-- begin AVAILABLE DATA --

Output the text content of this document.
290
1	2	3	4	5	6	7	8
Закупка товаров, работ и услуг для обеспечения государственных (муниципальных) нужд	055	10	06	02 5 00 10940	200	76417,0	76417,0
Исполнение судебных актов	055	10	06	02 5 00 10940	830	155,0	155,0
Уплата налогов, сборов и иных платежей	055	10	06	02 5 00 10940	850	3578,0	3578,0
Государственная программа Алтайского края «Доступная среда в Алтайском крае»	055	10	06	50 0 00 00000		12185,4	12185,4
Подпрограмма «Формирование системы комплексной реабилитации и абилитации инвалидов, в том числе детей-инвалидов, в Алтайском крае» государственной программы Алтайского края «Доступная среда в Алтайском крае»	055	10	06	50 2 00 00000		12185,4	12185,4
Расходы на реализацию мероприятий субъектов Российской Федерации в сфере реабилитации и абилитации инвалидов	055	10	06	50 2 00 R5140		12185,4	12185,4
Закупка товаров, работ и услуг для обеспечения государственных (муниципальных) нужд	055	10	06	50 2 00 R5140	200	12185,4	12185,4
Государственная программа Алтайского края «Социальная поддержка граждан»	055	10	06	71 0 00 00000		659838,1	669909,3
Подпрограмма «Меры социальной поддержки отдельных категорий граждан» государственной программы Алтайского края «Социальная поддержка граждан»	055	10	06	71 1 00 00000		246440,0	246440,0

-- end AVAILABLE DATA --

TASK OBJECTIVE |
Gather every line containing the word "Социальная" and copy it.

FULL ANSWER |
Государственная программа Алтайского края «Социальная поддержка граждан»	055	10	06	71 0 00 00000		659838,1	669909,3
Подпрограмма «Меры социальной поддержки отдельных категорий граждан» государственной программы Алтайского края «Социальная поддержка граждан»	055	10	06	71 1 00 00000		246440,0	246440,0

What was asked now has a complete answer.